**Instructions to follow:**
Skip all pictures, then print the remaining material exactly.

━━━━━━

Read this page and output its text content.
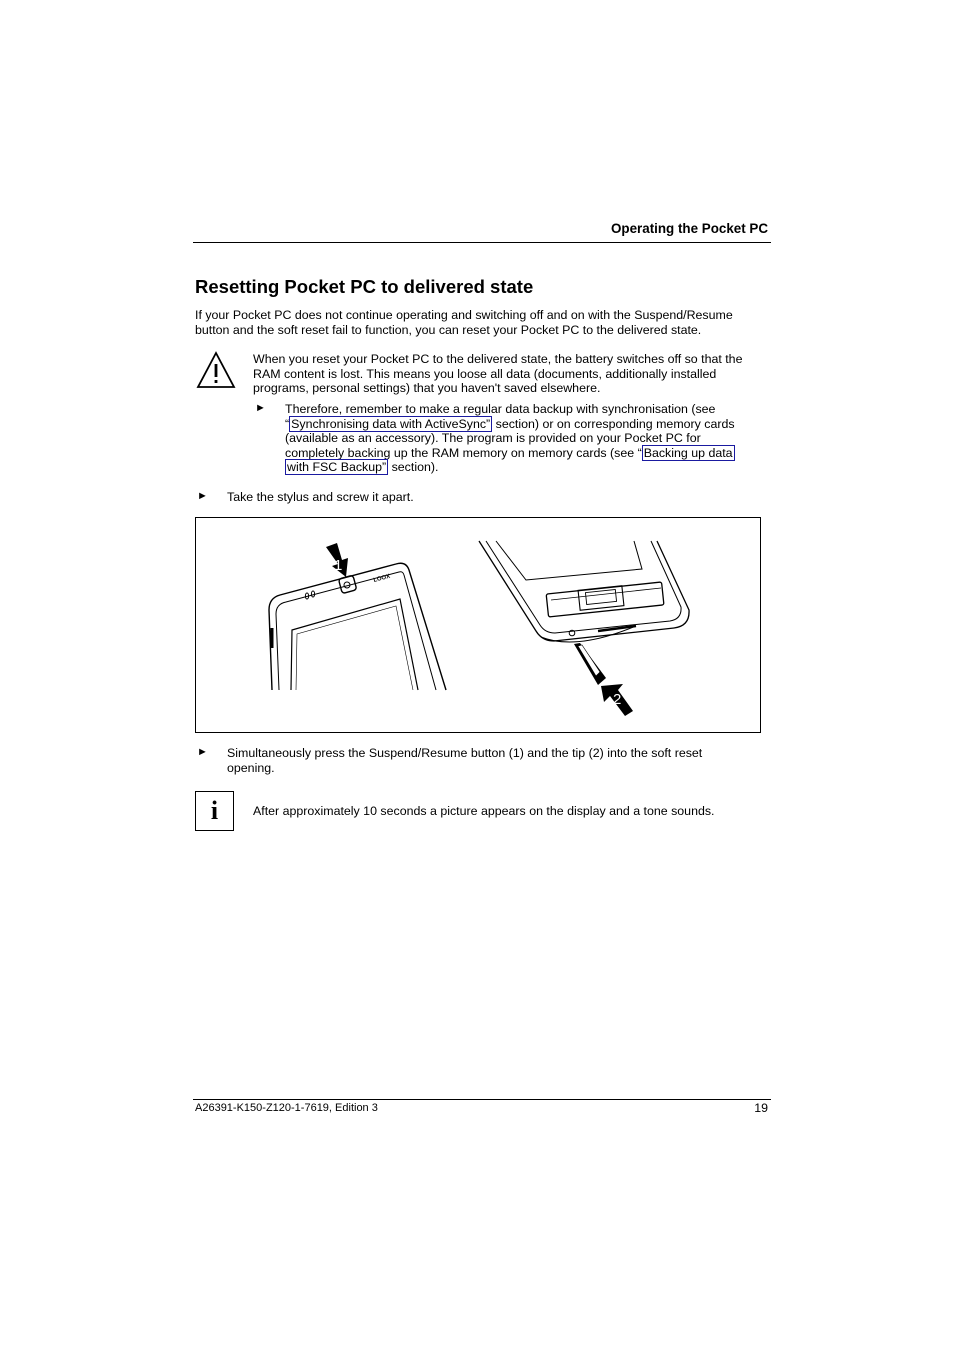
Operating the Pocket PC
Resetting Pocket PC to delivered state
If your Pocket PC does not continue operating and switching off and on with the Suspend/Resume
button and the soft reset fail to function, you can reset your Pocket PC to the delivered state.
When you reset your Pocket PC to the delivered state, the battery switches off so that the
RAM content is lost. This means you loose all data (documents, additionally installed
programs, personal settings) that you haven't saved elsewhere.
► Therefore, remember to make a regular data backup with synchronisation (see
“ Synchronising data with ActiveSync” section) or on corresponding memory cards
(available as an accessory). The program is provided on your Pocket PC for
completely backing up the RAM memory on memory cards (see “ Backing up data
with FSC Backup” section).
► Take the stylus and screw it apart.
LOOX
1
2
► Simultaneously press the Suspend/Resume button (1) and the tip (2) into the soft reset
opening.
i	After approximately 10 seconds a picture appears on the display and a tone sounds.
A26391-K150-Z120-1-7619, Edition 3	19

━━━━━━

**Answer to this problem:**
Read this page and output its text content.
Operating the Pocket PC
Resetting Pocket PC to delivered state
If your Pocket PC does not continue operating and switching off and on with the Suspend/Resume
button and the soft reset fail to function, you can reset your Pocket PC to the delivered state.
When you reset your Pocket PC to the delivered state, the battery switches off so that the
RAM content is lost. This means you loose all data (documents, additionally installed
programs, personal settings) that you haven't saved elsewhere.
► Therefore, remember to make a regular data backup with synchronisation (see
“ Synchronising data with ActiveSync” section) or on corresponding memory cards
(available as an accessory). The program is provided on your Pocket PC for
completely backing up the RAM memory on memory cards (see “ Backing up data
with FSC Backup” section).
► Take the stylus and screw it apart.
LOOX
1
2
► Simultaneously press the Suspend/Resume button (1) and the tip (2) into the soft reset
opening.
i	After approximately 10 seconds a picture appears on the display and a tone sounds.
A26391-K150-Z120-1-7619, Edition 3	19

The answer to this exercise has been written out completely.